Records from a collection
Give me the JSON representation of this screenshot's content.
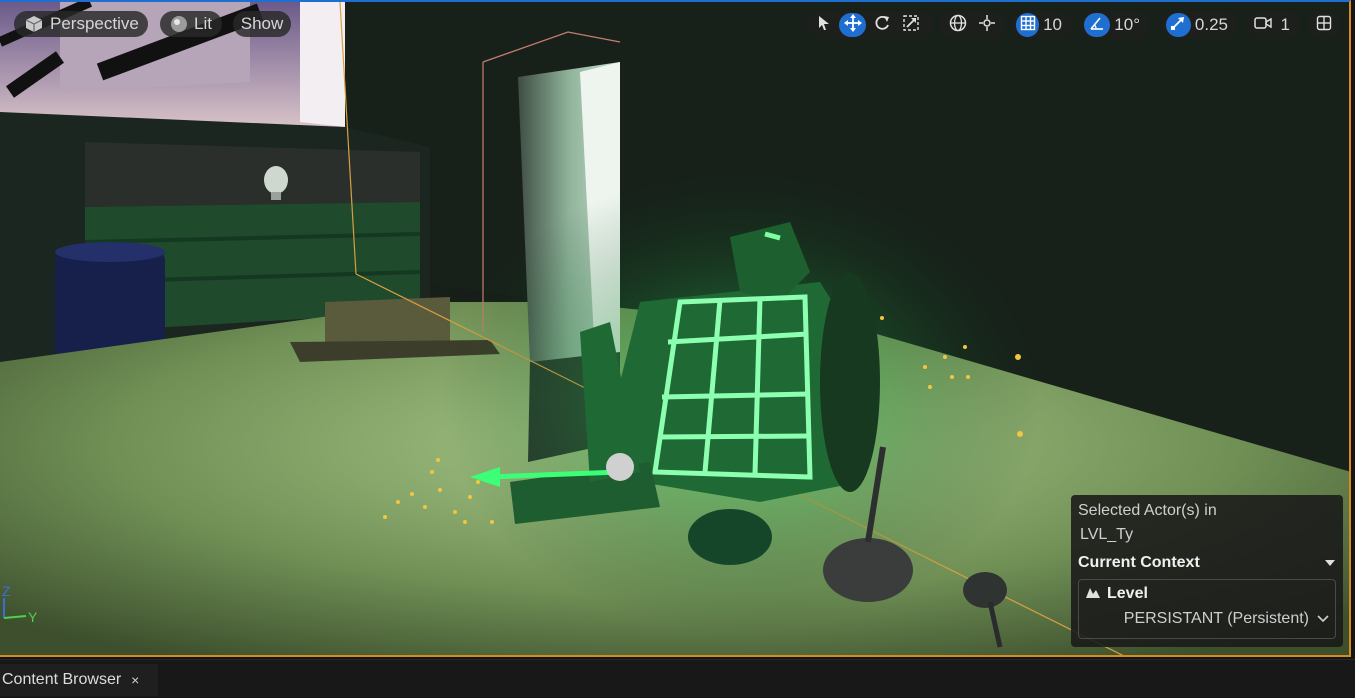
{
  "viewport": {
    "view_mode": "Perspective",
    "lighting": "Lit",
    "show": "Show"
  },
  "toolbar": {
    "grid_snap": "10",
    "rotation_snap": "10°",
    "scale_snap": "0.25",
    "camera_speed": "1"
  },
  "context_panel": {
    "line1": "Selected Actor(s) in",
    "line2": "LVL_Ty",
    "current_context": "Current Context",
    "level_label": "Level",
    "level_value": "PERSISTANT (Persistent)"
  },
  "axis": {
    "z": "Z",
    "y": "Y"
  },
  "bottom_tabs": {
    "content_browser": "Content Browser",
    "close": "×"
  },
  "colors": {
    "accent": "#1f6fd1",
    "selection": "#d98a1e",
    "glow": "#39ff6a"
  }
}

TASK DETAILS: Every record above should be written out again without change, except that the pictures are left out.

EXERCISE RESULT:
Give me the JSON representation of this screenshot's content.
{
  "viewport": {
    "view_mode": "Perspective",
    "lighting": "Lit",
    "show": "Show"
  },
  "toolbar": {
    "grid_snap": "10",
    "rotation_snap": "10°",
    "scale_snap": "0.25",
    "camera_speed": "1"
  },
  "context_panel": {
    "line1": "Selected Actor(s) in",
    "line2": "LVL_Ty",
    "current_context": "Current Context",
    "level_label": "Level",
    "level_value": "PERSISTANT (Persistent)"
  },
  "axis": {
    "z": "Z",
    "y": "Y"
  },
  "bottom_tabs": {
    "content_browser": "Content Browser",
    "close": "×"
  },
  "colors": {
    "accent": "#1f6fd1",
    "selection": "#d98a1e",
    "glow": "#39ff6a"
  }
}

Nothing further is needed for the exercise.